*Given exercise:* Copy each line exactly. Leave nothing out.

*Task input:*
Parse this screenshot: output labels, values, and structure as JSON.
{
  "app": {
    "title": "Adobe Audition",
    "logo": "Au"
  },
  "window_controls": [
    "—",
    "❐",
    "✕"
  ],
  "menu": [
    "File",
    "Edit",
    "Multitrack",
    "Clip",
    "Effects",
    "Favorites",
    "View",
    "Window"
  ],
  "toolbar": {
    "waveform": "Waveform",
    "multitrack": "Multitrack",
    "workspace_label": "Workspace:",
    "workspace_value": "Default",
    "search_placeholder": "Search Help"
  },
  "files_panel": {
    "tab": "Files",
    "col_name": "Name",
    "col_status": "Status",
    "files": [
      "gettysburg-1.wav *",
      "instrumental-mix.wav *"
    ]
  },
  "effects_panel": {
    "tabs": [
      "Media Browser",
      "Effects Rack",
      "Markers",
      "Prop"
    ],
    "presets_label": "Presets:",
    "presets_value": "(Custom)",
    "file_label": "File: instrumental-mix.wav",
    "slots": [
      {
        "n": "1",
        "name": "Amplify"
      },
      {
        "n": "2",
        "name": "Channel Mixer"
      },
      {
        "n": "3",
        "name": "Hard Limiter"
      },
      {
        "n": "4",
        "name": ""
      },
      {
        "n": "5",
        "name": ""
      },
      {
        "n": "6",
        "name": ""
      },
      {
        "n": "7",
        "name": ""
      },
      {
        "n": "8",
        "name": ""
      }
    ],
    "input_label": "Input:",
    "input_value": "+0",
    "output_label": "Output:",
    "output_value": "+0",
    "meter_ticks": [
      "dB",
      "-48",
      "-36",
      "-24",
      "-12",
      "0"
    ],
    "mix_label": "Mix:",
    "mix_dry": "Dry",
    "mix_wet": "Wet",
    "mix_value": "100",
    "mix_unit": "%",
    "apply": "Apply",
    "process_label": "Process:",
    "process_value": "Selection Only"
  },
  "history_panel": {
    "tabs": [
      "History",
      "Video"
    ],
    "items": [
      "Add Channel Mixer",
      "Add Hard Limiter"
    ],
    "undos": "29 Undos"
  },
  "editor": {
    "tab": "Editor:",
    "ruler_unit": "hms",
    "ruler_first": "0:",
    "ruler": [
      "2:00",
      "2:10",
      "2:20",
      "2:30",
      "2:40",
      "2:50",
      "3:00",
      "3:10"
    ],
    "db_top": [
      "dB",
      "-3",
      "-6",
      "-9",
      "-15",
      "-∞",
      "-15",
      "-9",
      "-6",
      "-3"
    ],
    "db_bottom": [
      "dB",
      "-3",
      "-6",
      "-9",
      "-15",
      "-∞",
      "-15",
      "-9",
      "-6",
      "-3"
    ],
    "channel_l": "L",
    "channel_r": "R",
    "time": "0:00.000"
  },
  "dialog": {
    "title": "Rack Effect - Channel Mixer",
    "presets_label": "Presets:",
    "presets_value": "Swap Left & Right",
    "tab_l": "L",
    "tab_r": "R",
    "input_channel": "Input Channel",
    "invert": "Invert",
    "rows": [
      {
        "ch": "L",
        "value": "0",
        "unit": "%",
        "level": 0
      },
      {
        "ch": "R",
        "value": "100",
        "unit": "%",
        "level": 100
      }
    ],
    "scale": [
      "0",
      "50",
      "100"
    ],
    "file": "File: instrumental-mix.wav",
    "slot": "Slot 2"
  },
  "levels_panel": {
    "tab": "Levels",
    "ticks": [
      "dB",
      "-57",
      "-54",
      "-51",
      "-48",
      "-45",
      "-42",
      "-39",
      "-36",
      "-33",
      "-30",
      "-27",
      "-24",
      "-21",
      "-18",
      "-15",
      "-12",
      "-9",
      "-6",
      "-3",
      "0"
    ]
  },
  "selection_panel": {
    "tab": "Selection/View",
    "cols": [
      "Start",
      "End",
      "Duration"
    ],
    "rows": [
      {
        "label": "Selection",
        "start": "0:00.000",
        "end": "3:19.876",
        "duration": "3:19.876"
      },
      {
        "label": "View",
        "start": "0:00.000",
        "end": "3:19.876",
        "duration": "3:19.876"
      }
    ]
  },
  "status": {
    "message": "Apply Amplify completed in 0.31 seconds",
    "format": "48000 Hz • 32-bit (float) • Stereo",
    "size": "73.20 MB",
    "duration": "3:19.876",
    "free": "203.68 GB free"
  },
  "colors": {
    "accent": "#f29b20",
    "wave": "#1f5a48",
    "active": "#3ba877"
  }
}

*Problem solution:*
Parse this screenshot: output labels, values, and structure as JSON.
{
  "app": {
    "title": "Adobe Audition",
    "logo": "Au"
  },
  "window_controls": [
    "—",
    "❐",
    "✕"
  ],
  "menu": [
    "File",
    "Edit",
    "Multitrack",
    "Clip",
    "Effects",
    "Favorites",
    "View",
    "Window"
  ],
  "toolbar": {
    "waveform": "Waveform",
    "multitrack": "Multitrack",
    "workspace_label": "Workspace:",
    "workspace_value": "Default",
    "search_placeholder": "Search Help"
  },
  "files_panel": {
    "tab": "Files",
    "col_name": "Name",
    "col_status": "Status",
    "files": [
      "gettysburg-1.wav *",
      "instrumental-mix.wav *"
    ]
  },
  "effects_panel": {
    "tabs": [
      "Media Browser",
      "Effects Rack",
      "Markers",
      "Prop"
    ],
    "presets_label": "Presets:",
    "presets_value": "(Custom)",
    "file_label": "File: instrumental-mix.wav",
    "slots": [
      {
        "n": "1",
        "name": "Amplify"
      },
      {
        "n": "2",
        "name": "Channel Mixer"
      },
      {
        "n": "3",
        "name": "Hard Limiter"
      },
      {
        "n": "4",
        "name": ""
      },
      {
        "n": "5",
        "name": ""
      },
      {
        "n": "6",
        "name": ""
      },
      {
        "n": "7",
        "name": ""
      },
      {
        "n": "8",
        "name": ""
      }
    ],
    "input_label": "Input:",
    "input_value": "+0",
    "output_label": "Output:",
    "output_value": "+0",
    "meter_ticks": [
      "dB",
      "-48",
      "-36",
      "-24",
      "-12",
      "0"
    ],
    "mix_label": "Mix:",
    "mix_dry": "Dry",
    "mix_wet": "Wet",
    "mix_value": "100",
    "mix_unit": "%",
    "apply": "Apply",
    "process_label": "Process:",
    "process_value": "Selection Only"
  },
  "history_panel": {
    "tabs": [
      "History",
      "Video"
    ],
    "items": [
      "Add Channel Mixer",
      "Add Hard Limiter"
    ],
    "undos": "29 Undos"
  },
  "editor": {
    "tab": "Editor:",
    "ruler_unit": "hms",
    "ruler_first": "0:",
    "ruler": [
      "2:00",
      "2:10",
      "2:20",
      "2:30",
      "2:40",
      "2:50",
      "3:00",
      "3:10"
    ],
    "db_top": [
      "dB",
      "-3",
      "-6",
      "-9",
      "-15",
      "-∞",
      "-15",
      "-9",
      "-6",
      "-3"
    ],
    "db_bottom": [
      "dB",
      "-3",
      "-6",
      "-9",
      "-15",
      "-∞",
      "-15",
      "-9",
      "-6",
      "-3"
    ],
    "channel_l": "L",
    "channel_r": "R",
    "time": "0:00.000"
  },
  "dialog": {
    "title": "Rack Effect - Channel Mixer",
    "presets_label": "Presets:",
    "presets_value": "Swap Left & Right",
    "tab_l": "L",
    "tab_r": "R",
    "input_channel": "Input Channel",
    "invert": "Invert",
    "rows": [
      {
        "ch": "L",
        "value": "0",
        "unit": "%",
        "level": 0
      },
      {
        "ch": "R",
        "value": "100",
        "unit": "%",
        "level": 100
      }
    ],
    "scale": [
      "0",
      "50",
      "100"
    ],
    "file": "File: instrumental-mix.wav",
    "slot": "Slot 2"
  },
  "levels_panel": {
    "tab": "Levels",
    "ticks": [
      "dB",
      "-57",
      "-54",
      "-51",
      "-48",
      "-45",
      "-42",
      "-39",
      "-36",
      "-33",
      "-30",
      "-27",
      "-24",
      "-21",
      "-18",
      "-15",
      "-12",
      "-9",
      "-6",
      "-3",
      "0"
    ]
  },
  "selection_panel": {
    "tab": "Selection/View",
    "cols": [
      "Start",
      "End",
      "Duration"
    ],
    "rows": [
      {
        "label": "Selection",
        "start": "0:00.000",
        "end": "3:19.876",
        "duration": "3:19.876"
      },
      {
        "label": "View",
        "start": "0:00.000",
        "end": "3:19.876",
        "duration": "3:19.876"
      }
    ]
  },
  "status": {
    "message": "Apply Amplify completed in 0.31 seconds",
    "format": "48000 Hz • 32-bit (float) • Stereo",
    "size": "73.20 MB",
    "duration": "3:19.876",
    "free": "203.68 GB free"
  },
  "colors": {
    "accent": "#f29b20",
    "wave": "#1f5a48",
    "active": "#3ba877"
  }
}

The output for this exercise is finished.